Aim of the task –
Check every line of the entries for "Leon", and copy the lines that hold it.

╭──

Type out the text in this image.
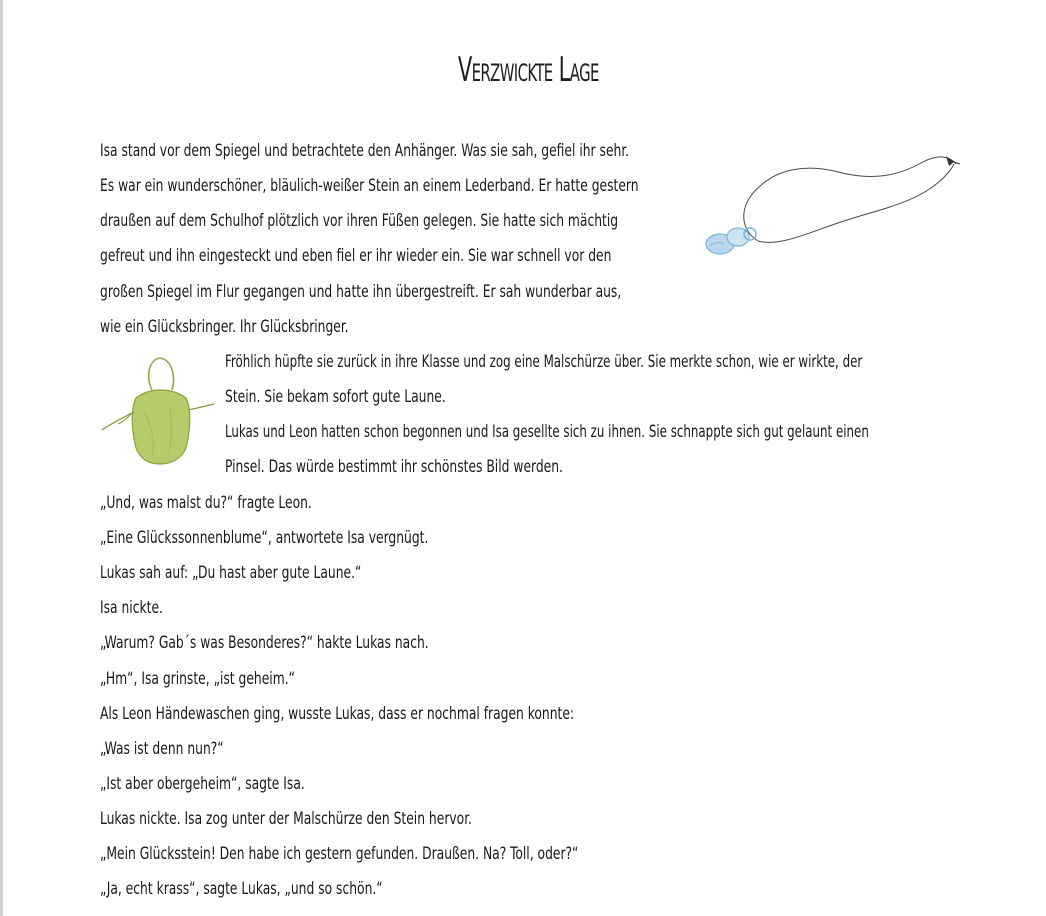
Verzwickte Lage
Isa stand vor dem Spiegel und betrachtete den Anhänger. Was sie sah, gefiel ihr sehr.
Es war ein wunderschöner, bläulich-weißer Stein an einem Lederband. Er hatte gestern
draußen auf dem Schulhof plötzlich vor ihren Füßen gelegen. Sie hatte sich mächtig
gefreut und ihn eingesteckt und eben fiel er ihr wieder ein. Sie war schnell vor den
großen Spiegel im Flur gegangen und hatte ihn übergestreift. Er sah wunderbar aus,
wie ein Glücksbringer. Ihr Glücksbringer.
Fröhlich hüpfte sie zurück in ihre Klasse und zog eine Malschürze über. Sie merkte schon, wie er wirkte, der
Stein. Sie bekam sofort gute Laune.
Lukas und Leon hatten schon begonnen und Isa gesellte sich zu ihnen. Sie schnappte sich gut gelaunt einen
Pinsel. Das würde bestimmt ihr schönstes Bild werden.
„Und, was malst du?“ fragte Leon.
„Eine Glückssonnenblume“, antwortete Isa vergnügt.
Lukas sah auf: „Du hast aber gute Laune.“
Isa nickte.
„Warum? Gab´s was Besonderes?“ hakte Lukas nach.
„Hm“, Isa grinste, „ist geheim.“
Als Leon Händewaschen ging, wusste Lukas, dass er nochmal fragen konnte:
„Was ist denn nun?“
„Ist aber obergeheim“, sagte Isa.
Lukas nickte. Isa zog unter der Malschürze den Stein hervor.
„Mein Glücksstein! Den habe ich gestern gefunden. Draußen. Na? Toll, oder?“
„Ja, echt krass“, sagte Lukas, „und so schön.“
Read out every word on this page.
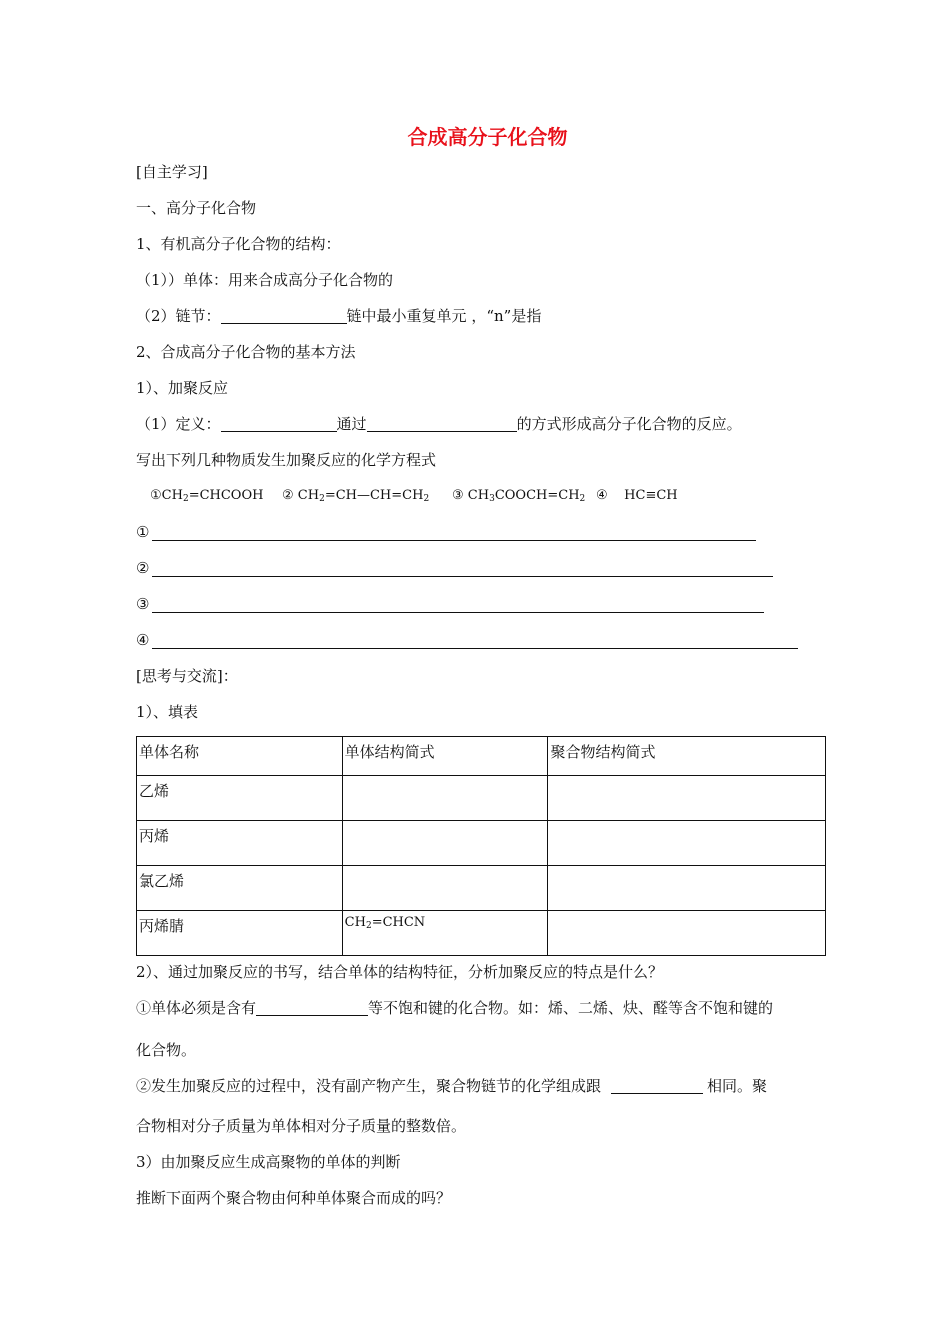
合成高分子化合物
[自主学习]
一、高分子化合物
1、有机高分子化合物的结构：
（1））单体：用来合成高分子化合物的
（2）链节：	链中最小重复单元 ，“n”是指
2、合成高分子化合物的基本方法
1）、加聚反应
（1）定义：	通过	的方式形成高分子化合物的反应。
写出下列几种物质发生加聚反应的化学方程式
$①CH_2=CHCOOH$ ② $CH_2=CH—CH=CH_2$ ③ $CH_3COOCH=CH_2$ ④    HC≡CH
①
②
③
④
[思考与交流]：
1）、填表
单体名称	单体结构简式	聚合物结构简式
乙烯		
丙烯		
氯乙烯		
丙烯腈	$CH_2=CHCN$	
2）、通过加聚反应的书写，结合单体的结构特征，分析加聚反应的特点是什么？
①单体必须是含有	等不饱和键的化合物。如：烯、二烯、炔、醛等含不饱和键的
化合物。
②发生加聚反应的过程中，没有副产物产生，聚合物链节的化学组成跟	相同。聚
合物相对分子质量为单体相对分子质量的整数倍。
3）由加聚反应生成高聚物的单体的判断
推断下面两个聚合物由何种单体聚合而成的吗？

╰──

Full output –
Lukas und Leon hatten schon begonnen und Isa gesellte sich zu ihnen. Sie schnappte sich gut gelaunt einen
„Und, was malst du?“ fragte Leon.
Als Leon Händewaschen ging, wusste Lukas, dass er nochmal fragen konnte:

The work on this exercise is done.